**Written request:**
Your task is to tally the lines of the listing containing the word "Illustrations" and report the figure alone.

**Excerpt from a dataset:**

::::

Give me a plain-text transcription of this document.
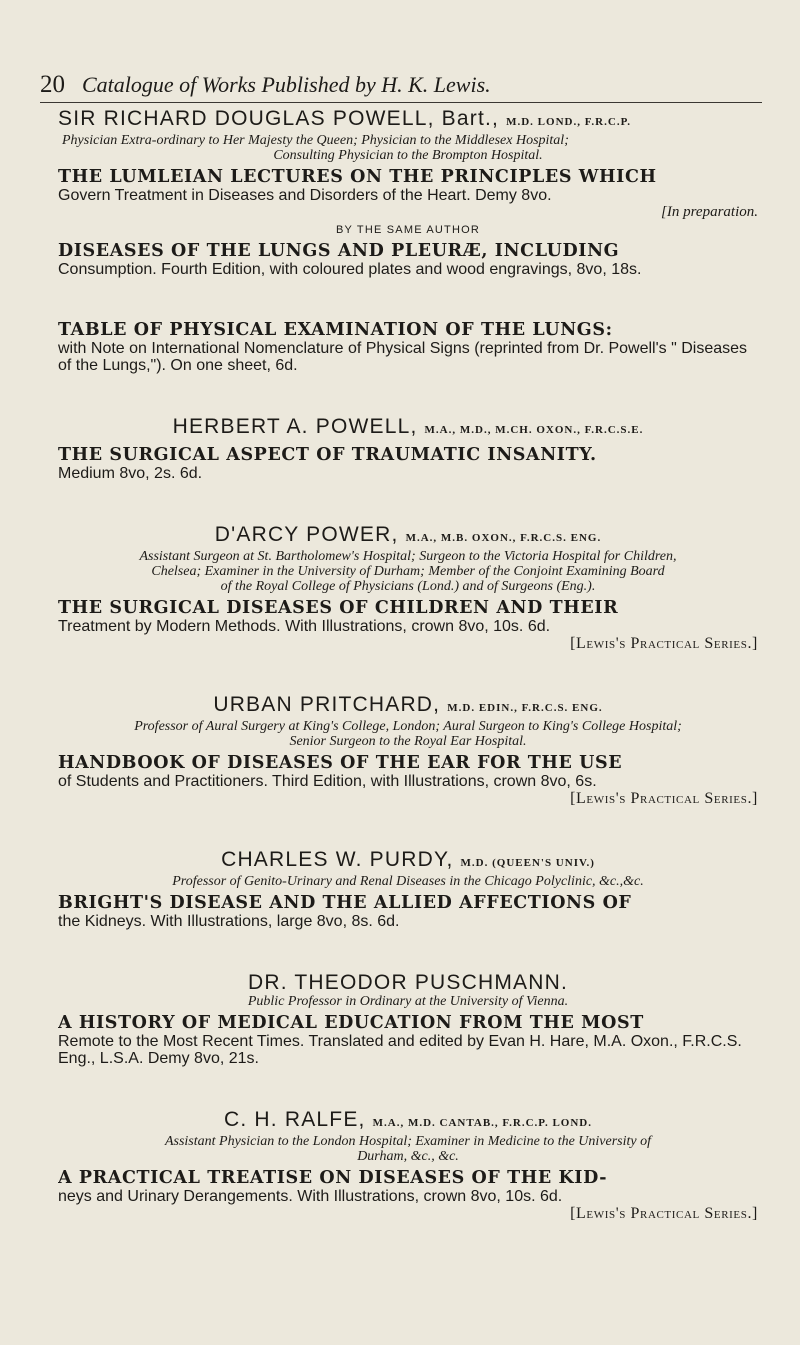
20 Catalogue of Works Published by H. K. Lewis.
SIR RICHARD DOUGLAS POWELL, Bart., M.D. LOND., F.R.C.P.
Physician Extra-ordinary to Her Majesty the Queen; Physician to the Middlesex Hospital;
Consulting Physician to the Brompton Hospital.
THE LUMLEIAN LECTURES ON THE PRINCIPLES WHICH
Govern Treatment in Diseases and Disorders of the Heart. Demy 8vo.
[In preparation.
BY THE SAME AUTHOR
DISEASES OF THE LUNGS AND PLEURÆ, INCLUDING
Consumption. Fourth Edition, with coloured plates and wood engravings, 8vo, 18s.
TABLE OF PHYSICAL EXAMINATION OF THE LUNGS:
with Note on International Nomenclature of Physical Signs (reprinted from Dr. Powell's " Diseases of the Lungs,"). On one sheet, 6d.
HERBERT A. POWELL, M.A., M.D., M.CH. OXON., F.R.C.S.E.
THE SURGICAL ASPECT OF TRAUMATIC INSANITY.
Medium 8vo, 2s. 6d.
D'ARCY POWER, M.A., M.B. OXON., F.R.C.S. ENG.
Assistant Surgeon at St. Bartholomew's Hospital; Surgeon to the Victoria Hospital for Children,
Chelsea; Examiner in the University of Durham; Member of the Conjoint Examining Board
of the Royal College of Physicians (Lond.) and of Surgeons (Eng.).
THE SURGICAL DISEASES OF CHILDREN AND THEIR
Treatment by Modern Methods. With Illustrations, crown 8vo, 10s. 6d.
[Lewis's Practical Series.]
URBAN PRITCHARD, M.D. EDIN., F.R.C.S. ENG.
Professor of Aural Surgery at King's College, London; Aural Surgeon to King's College Hospital;
Senior Surgeon to the Royal Ear Hospital.
HANDBOOK OF DISEASES OF THE EAR FOR THE USE
of Students and Practitioners. Third Edition, with Illustrations, crown 8vo, 6s.
[Lewis's Practical Series.]
CHARLES W. PURDY, M.D. (QUEEN'S UNIV.)
Professor of Genito-Urinary and Renal Diseases in the Chicago Polyclinic, &c.,&c.
BRIGHT'S DISEASE AND THE ALLIED AFFECTIONS OF
the Kidneys. With Illustrations, large 8vo, 8s. 6d.
DR. THEODOR PUSCHMANN.
Public Professor in Ordinary at the University of Vienna.
A HISTORY OF MEDICAL EDUCATION FROM THE MOST
Remote to the Most Recent Times. Translated and edited by Evan H. Hare, M.A. Oxon., F.R.C.S. Eng., L.S.A. Demy 8vo, 21s.
C. H. RALFE, M.A., M.D. CANTAB., F.R.C.P. LOND.
Assistant Physician to the London Hospital; Examiner in Medicine to the University of
Durham, &c., &c.
A PRACTICAL TREATISE ON DISEASES OF THE KID-
neys and Urinary Derangements. With Illustrations, crown 8vo, 10s. 6d.
[Lewis's Practical Series.]
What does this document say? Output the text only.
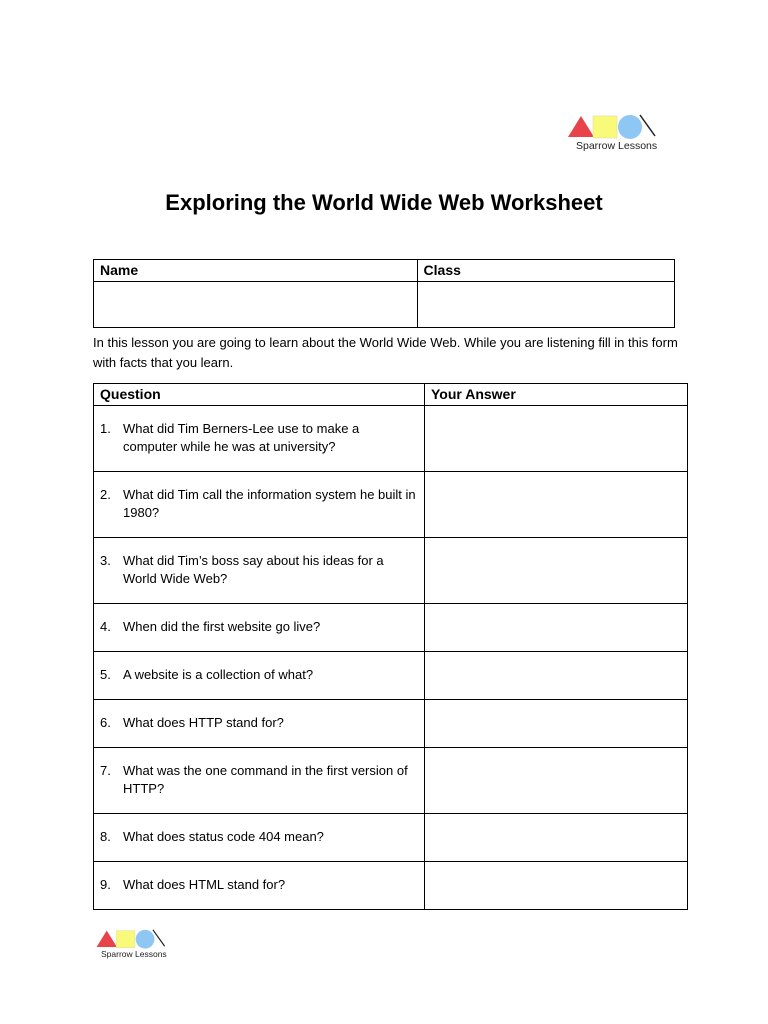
Sparrow Lessons
Exploring the World Wide Web Worksheet
Name	Class

In this lesson you are going to learn about the World Wide Web. While you are listening fill in this form with facts that you learn.
Question	Your Answer

1. What did Tim Berners-Lee use to make a computer while he was at university?	

2. What did Tim call the information system he built in 1980?	

3. What did Tim’s boss say about his ideas for a World Wide Web?	

4. When did the first website go live?	

5. A website is a collection of what?	

6. What does HTTP stand for?	

7. What was the one command in the first version of HTTP?	

8. What does status code 404 mean?	

9. What does HTML stand for?	

Sparrow Lessons
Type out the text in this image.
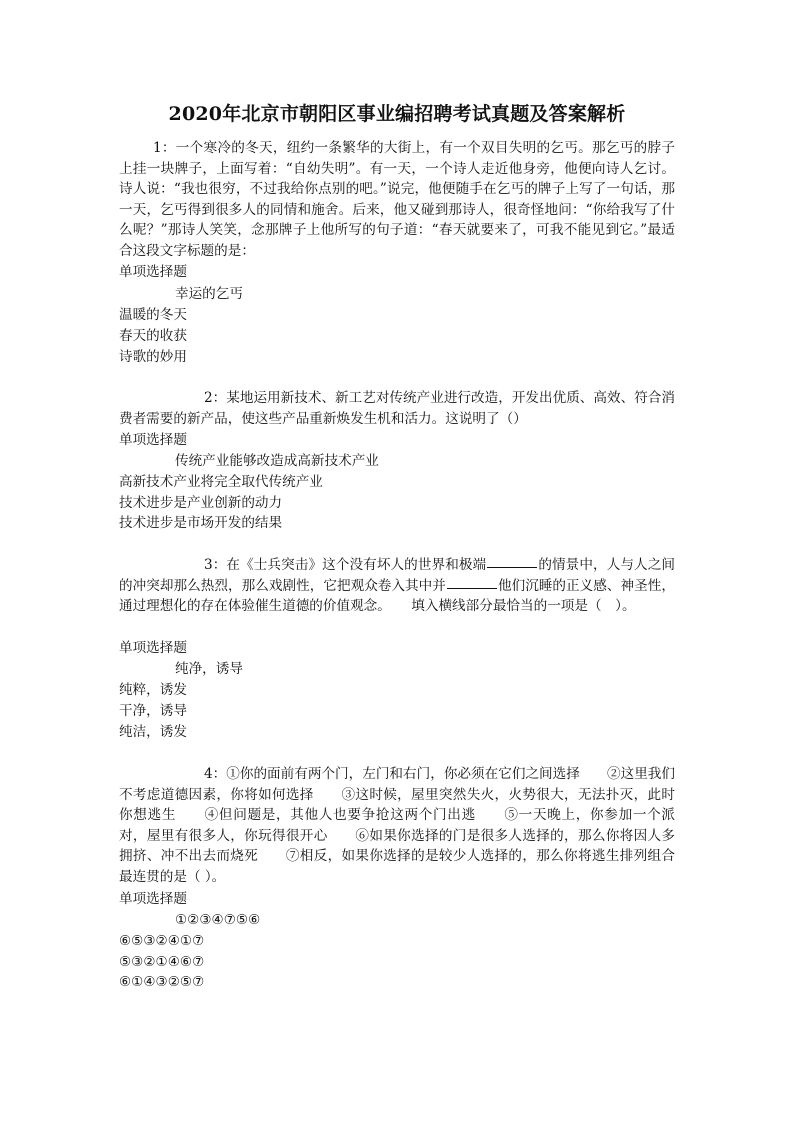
2020年北京市朝阳区事业编招聘考试真题及答案解析

1：一个寒冷的冬天，纽约一条繁华的大街上，有一个双目失明的乞丐。那乞丐的脖子上挂一块牌子，上面写着：“自幼失明”。有一天，一个诗人走近他身旁，他便向诗人乞讨。诗人说：“我也很穷，不过我给你点别的吧。”说完，他便随手在乞丐的牌子上写了一句话，那一天，乞丐得到很多人的同情和施舍。后来，他又碰到那诗人，很奇怪地问：“你给我写了什么呢？”那诗人笑笑，念那牌子上他所写的句子道：“春天就要来了，可我不能见到它。”最适合这段文字标题的是：

单项选择题

幸运的乞丐

温暖的冬天

春天的收获

诗歌的妙用

2：某地运用新技术、新工艺对传统产业进行改造，开发出优质、高效、符合消费者需要的新产品，使这些产品重新焕发生机和活力。这说明了（）

单项选择题

传统产业能够改造成高新技术产业

高新技术产业将完全取代传统产业

技术进步是产业创新的动力

技术进步是市场开发的结果

3：在《士兵突击》这个没有坏人的世界和极端	的情景中，人与人之间的冲突却那么热烈，那么戏剧性，它把观众卷入其中并	他们沉睡的正义感、神圣性，通过理想化的存在体验催生道德的价值观念。　　填入横线部分最恰当的一项是（　）。

单项选择题

纯净，诱导

纯粹，诱发

干净，诱导

纯洁，诱发

4：①你的面前有两个门，左门和右门，你必须在它们之间选择　　②这里我们不考虑道德因素，你将如何选择　　③这时候，屋里突然失火，火势很大，无法扑灭，此时你想逃生　　④但问题是，其他人也要争抢这两个门出逃　　⑤一天晚上，你参加一个派对，屋里有很多人，你玩得很开心　　⑥如果你选择的门是很多人选择的，那么你将因人多拥挤、冲不出去而烧死　　⑦相反，如果你选择的是较少人选择的，那么你将逃生排列组合最连贯的是（ ）。

单项选择题

①②③④⑦⑤⑥

⑥⑤③②④①⑦

⑤③②①④⑥⑦

⑥①④③②⑤⑦
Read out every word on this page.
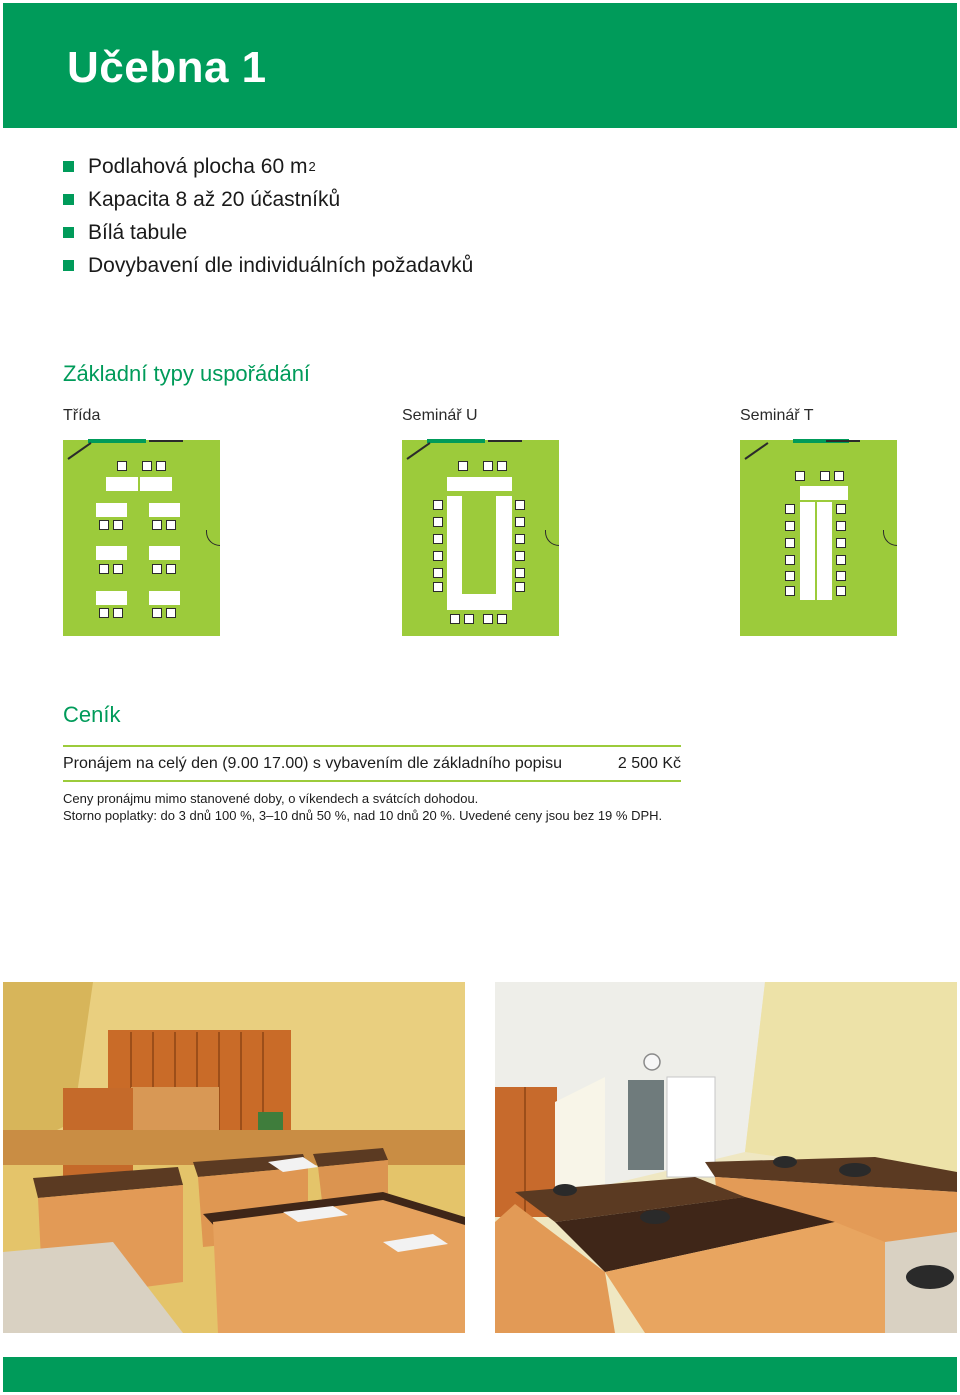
Učebna 1
Podlahová plocha 60 m 2
Kapacita 8 až 20 účastníků
Bílá tabule
Dovybavení dle individuálních požadavků
Základní typy uspořádání
Třída	Seminář U	Seminář T
Ceník
Pronájem na celý den (9.00 17.00) s vybavením dle základního popisu	2 500 Kč
Ceny pronájmu mimo stanovené doby, o víkendech a svátcích dohodou.
Storno poplatky: do 3 dnů 100 %, 3–10 dnů 50 %, nad 10 dnů 20 %. Uvedené ceny jsou bez 19 % DPH.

::::

**Answer below:**
4